* Stated exercise: Every entry must be copied word for word.

— start Listing —

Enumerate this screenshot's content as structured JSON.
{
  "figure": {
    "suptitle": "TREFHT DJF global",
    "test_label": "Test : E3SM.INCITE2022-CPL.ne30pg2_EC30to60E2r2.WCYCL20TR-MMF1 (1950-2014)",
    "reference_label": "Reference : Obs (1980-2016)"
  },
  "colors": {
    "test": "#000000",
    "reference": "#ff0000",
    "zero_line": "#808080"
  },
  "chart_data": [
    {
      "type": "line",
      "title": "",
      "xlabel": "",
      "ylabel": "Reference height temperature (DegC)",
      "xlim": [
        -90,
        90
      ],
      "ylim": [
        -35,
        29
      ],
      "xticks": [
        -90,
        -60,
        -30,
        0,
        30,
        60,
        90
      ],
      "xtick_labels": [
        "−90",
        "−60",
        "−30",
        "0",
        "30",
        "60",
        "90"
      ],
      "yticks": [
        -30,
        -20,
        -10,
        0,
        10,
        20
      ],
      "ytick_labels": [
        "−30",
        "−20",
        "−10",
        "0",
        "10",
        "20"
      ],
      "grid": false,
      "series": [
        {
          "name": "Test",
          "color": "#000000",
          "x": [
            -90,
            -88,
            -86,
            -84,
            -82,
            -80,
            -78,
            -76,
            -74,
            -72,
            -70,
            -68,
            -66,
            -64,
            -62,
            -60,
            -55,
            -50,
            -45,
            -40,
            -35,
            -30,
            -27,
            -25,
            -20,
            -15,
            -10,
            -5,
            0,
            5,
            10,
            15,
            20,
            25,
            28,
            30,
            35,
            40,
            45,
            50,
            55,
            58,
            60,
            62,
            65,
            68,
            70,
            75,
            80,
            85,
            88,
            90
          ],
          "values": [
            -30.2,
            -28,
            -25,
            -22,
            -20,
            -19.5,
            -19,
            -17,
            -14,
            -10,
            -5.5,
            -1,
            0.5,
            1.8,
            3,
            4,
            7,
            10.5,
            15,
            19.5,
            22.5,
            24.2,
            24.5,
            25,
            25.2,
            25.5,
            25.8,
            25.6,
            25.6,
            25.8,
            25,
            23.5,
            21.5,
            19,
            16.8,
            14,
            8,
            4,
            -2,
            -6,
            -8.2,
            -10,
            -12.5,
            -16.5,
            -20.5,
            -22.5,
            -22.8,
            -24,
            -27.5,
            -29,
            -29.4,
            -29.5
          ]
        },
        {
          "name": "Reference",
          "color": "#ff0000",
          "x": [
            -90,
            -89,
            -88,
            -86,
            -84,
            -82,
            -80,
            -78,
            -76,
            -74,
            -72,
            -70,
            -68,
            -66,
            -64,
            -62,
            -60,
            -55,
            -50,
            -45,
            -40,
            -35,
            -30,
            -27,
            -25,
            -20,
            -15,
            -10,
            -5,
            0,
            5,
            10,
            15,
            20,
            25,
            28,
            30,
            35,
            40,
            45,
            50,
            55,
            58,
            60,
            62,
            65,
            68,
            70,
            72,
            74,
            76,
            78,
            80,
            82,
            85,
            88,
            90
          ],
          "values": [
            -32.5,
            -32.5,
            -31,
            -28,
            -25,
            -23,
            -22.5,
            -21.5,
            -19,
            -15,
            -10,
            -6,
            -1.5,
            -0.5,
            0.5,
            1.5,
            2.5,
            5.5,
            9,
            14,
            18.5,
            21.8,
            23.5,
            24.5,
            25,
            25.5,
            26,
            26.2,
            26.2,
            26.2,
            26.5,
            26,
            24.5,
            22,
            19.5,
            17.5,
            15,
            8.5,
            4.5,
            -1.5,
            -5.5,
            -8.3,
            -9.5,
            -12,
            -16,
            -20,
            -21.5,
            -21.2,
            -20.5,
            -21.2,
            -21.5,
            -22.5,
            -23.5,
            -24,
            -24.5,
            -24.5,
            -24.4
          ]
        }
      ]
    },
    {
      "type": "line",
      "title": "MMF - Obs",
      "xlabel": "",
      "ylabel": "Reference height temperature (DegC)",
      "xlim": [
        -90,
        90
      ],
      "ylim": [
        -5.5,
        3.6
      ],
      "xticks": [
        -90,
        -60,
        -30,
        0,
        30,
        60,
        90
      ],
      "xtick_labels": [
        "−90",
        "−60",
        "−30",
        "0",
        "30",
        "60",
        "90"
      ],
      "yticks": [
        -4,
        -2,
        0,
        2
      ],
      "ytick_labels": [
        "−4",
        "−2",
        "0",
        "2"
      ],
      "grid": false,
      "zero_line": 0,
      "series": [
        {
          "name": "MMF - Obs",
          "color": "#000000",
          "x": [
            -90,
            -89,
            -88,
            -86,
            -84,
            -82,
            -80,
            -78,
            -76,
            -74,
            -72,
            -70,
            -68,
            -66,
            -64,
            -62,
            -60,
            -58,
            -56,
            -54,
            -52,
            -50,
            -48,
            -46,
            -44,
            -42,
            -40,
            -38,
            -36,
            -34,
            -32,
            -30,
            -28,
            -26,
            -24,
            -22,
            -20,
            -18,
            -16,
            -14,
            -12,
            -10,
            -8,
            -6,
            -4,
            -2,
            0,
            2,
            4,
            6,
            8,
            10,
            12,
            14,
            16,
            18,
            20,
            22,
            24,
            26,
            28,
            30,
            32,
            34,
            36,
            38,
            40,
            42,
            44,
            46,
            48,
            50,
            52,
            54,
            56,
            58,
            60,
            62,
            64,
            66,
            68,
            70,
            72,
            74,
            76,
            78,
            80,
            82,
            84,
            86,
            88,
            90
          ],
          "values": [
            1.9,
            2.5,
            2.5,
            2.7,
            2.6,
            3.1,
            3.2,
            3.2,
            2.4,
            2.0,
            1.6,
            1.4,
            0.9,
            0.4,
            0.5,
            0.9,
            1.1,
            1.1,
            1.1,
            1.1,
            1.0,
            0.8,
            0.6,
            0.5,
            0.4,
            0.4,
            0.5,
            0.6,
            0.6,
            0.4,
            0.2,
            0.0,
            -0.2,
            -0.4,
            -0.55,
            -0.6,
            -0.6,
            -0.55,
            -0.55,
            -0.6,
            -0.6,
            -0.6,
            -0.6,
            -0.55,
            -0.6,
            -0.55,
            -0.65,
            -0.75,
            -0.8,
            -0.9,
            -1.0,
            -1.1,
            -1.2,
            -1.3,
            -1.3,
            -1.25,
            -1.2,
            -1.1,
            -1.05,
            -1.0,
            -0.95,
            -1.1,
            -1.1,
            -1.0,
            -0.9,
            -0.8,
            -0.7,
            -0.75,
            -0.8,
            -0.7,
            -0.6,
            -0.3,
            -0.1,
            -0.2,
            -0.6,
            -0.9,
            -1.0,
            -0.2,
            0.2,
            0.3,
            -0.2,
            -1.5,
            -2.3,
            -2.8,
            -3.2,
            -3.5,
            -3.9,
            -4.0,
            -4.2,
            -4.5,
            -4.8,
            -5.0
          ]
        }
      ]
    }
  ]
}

— end Listing —

* Written response:
Enumerate this screenshot's content as structured JSON.
{
  "figure": {
    "suptitle": "TREFHT DJF global",
    "test_label": "Test : E3SM.INCITE2022-CPL.ne30pg2_EC30to60E2r2.WCYCL20TR-MMF1 (1950-2014)",
    "reference_label": "Reference : Obs (1980-2016)"
  },
  "colors": {
    "test": "#000000",
    "reference": "#ff0000",
    "zero_line": "#808080"
  },
  "chart_data": [
    {
      "type": "line",
      "title": "",
      "xlabel": "",
      "ylabel": "Reference height temperature (DegC)",
      "xlim": [
        -90,
        90
      ],
      "ylim": [
        -35,
        29
      ],
      "xticks": [
        -90,
        -60,
        -30,
        0,
        30,
        60,
        90
      ],
      "xtick_labels": [
        "−90",
        "−60",
        "−30",
        "0",
        "30",
        "60",
        "90"
      ],
      "yticks": [
        -30,
        -20,
        -10,
        0,
        10,
        20
      ],
      "ytick_labels": [
        "−30",
        "−20",
        "−10",
        "0",
        "10",
        "20"
      ],
      "grid": false,
      "series": [
        {
          "name": "Test",
          "color": "#000000",
          "x": [
            -90,
            -88,
            -86,
            -84,
            -82,
            -80,
            -78,
            -76,
            -74,
            -72,
            -70,
            -68,
            -66,
            -64,
            -62,
            -60,
            -55,
            -50,
            -45,
            -40,
            -35,
            -30,
            -27,
            -25,
            -20,
            -15,
            -10,
            -5,
            0,
            5,
            10,
            15,
            20,
            25,
            28,
            30,
            35,
            40,
            45,
            50,
            55,
            58,
            60,
            62,
            65,
            68,
            70,
            75,
            80,
            85,
            88,
            90
          ],
          "values": [
            -30.2,
            -28,
            -25,
            -22,
            -20,
            -19.5,
            -19,
            -17,
            -14,
            -10,
            -5.5,
            -1,
            0.5,
            1.8,
            3,
            4,
            7,
            10.5,
            15,
            19.5,
            22.5,
            24.2,
            24.5,
            25,
            25.2,
            25.5,
            25.8,
            25.6,
            25.6,
            25.8,
            25,
            23.5,
            21.5,
            19,
            16.8,
            14,
            8,
            4,
            -2,
            -6,
            -8.2,
            -10,
            -12.5,
            -16.5,
            -20.5,
            -22.5,
            -22.8,
            -24,
            -27.5,
            -29,
            -29.4,
            -29.5
          ]
        },
        {
          "name": "Reference",
          "color": "#ff0000",
          "x": [
            -90,
            -89,
            -88,
            -86,
            -84,
            -82,
            -80,
            -78,
            -76,
            -74,
            -72,
            -70,
            -68,
            -66,
            -64,
            -62,
            -60,
            -55,
            -50,
            -45,
            -40,
            -35,
            -30,
            -27,
            -25,
            -20,
            -15,
            -10,
            -5,
            0,
            5,
            10,
            15,
            20,
            25,
            28,
            30,
            35,
            40,
            45,
            50,
            55,
            58,
            60,
            62,
            65,
            68,
            70,
            72,
            74,
            76,
            78,
            80,
            82,
            85,
            88,
            90
          ],
          "values": [
            -32.5,
            -32.5,
            -31,
            -28,
            -25,
            -23,
            -22.5,
            -21.5,
            -19,
            -15,
            -10,
            -6,
            -1.5,
            -0.5,
            0.5,
            1.5,
            2.5,
            5.5,
            9,
            14,
            18.5,
            21.8,
            23.5,
            24.5,
            25,
            25.5,
            26,
            26.2,
            26.2,
            26.2,
            26.5,
            26,
            24.5,
            22,
            19.5,
            17.5,
            15,
            8.5,
            4.5,
            -1.5,
            -5.5,
            -8.3,
            -9.5,
            -12,
            -16,
            -20,
            -21.5,
            -21.2,
            -20.5,
            -21.2,
            -21.5,
            -22.5,
            -23.5,
            -24,
            -24.5,
            -24.5,
            -24.4
          ]
        }
      ]
    },
    {
      "type": "line",
      "title": "MMF - Obs",
      "xlabel": "",
      "ylabel": "Reference height temperature (DegC)",
      "xlim": [
        -90,
        90
      ],
      "ylim": [
        -5.5,
        3.6
      ],
      "xticks": [
        -90,
        -60,
        -30,
        0,
        30,
        60,
        90
      ],
      "xtick_labels": [
        "−90",
        "−60",
        "−30",
        "0",
        "30",
        "60",
        "90"
      ],
      "yticks": [
        -4,
        -2,
        0,
        2
      ],
      "ytick_labels": [
        "−4",
        "−2",
        "0",
        "2"
      ],
      "grid": false,
      "zero_line": 0,
      "series": [
        {
          "name": "MMF - Obs",
          "color": "#000000",
          "x": [
            -90,
            -89,
            -88,
            -86,
            -84,
            -82,
            -80,
            -78,
            -76,
            -74,
            -72,
            -70,
            -68,
            -66,
            -64,
            -62,
            -60,
            -58,
            -56,
            -54,
            -52,
            -50,
            -48,
            -46,
            -44,
            -42,
            -40,
            -38,
            -36,
            -34,
            -32,
            -30,
            -28,
            -26,
            -24,
            -22,
            -20,
            -18,
            -16,
            -14,
            -12,
            -10,
            -8,
            -6,
            -4,
            -2,
            0,
            2,
            4,
            6,
            8,
            10,
            12,
            14,
            16,
            18,
            20,
            22,
            24,
            26,
            28,
            30,
            32,
            34,
            36,
            38,
            40,
            42,
            44,
            46,
            48,
            50,
            52,
            54,
            56,
            58,
            60,
            62,
            64,
            66,
            68,
            70,
            72,
            74,
            76,
            78,
            80,
            82,
            84,
            86,
            88,
            90
          ],
          "values": [
            1.9,
            2.5,
            2.5,
            2.7,
            2.6,
            3.1,
            3.2,
            3.2,
            2.4,
            2.0,
            1.6,
            1.4,
            0.9,
            0.4,
            0.5,
            0.9,
            1.1,
            1.1,
            1.1,
            1.1,
            1.0,
            0.8,
            0.6,
            0.5,
            0.4,
            0.4,
            0.5,
            0.6,
            0.6,
            0.4,
            0.2,
            0.0,
            -0.2,
            -0.4,
            -0.55,
            -0.6,
            -0.6,
            -0.55,
            -0.55,
            -0.6,
            -0.6,
            -0.6,
            -0.6,
            -0.55,
            -0.6,
            -0.55,
            -0.65,
            -0.75,
            -0.8,
            -0.9,
            -1.0,
            -1.1,
            -1.2,
            -1.3,
            -1.3,
            -1.25,
            -1.2,
            -1.1,
            -1.05,
            -1.0,
            -0.95,
            -1.1,
            -1.1,
            -1.0,
            -0.9,
            -0.8,
            -0.7,
            -0.75,
            -0.8,
            -0.7,
            -0.6,
            -0.3,
            -0.1,
            -0.2,
            -0.6,
            -0.9,
            -1.0,
            -0.2,
            0.2,
            0.3,
            -0.2,
            -1.5,
            -2.3,
            -2.8,
            -3.2,
            -3.5,
            -3.9,
            -4.0,
            -4.2,
            -4.5,
            -4.8,
            -5.0
          ]
        }
      ]
    }
  ]
}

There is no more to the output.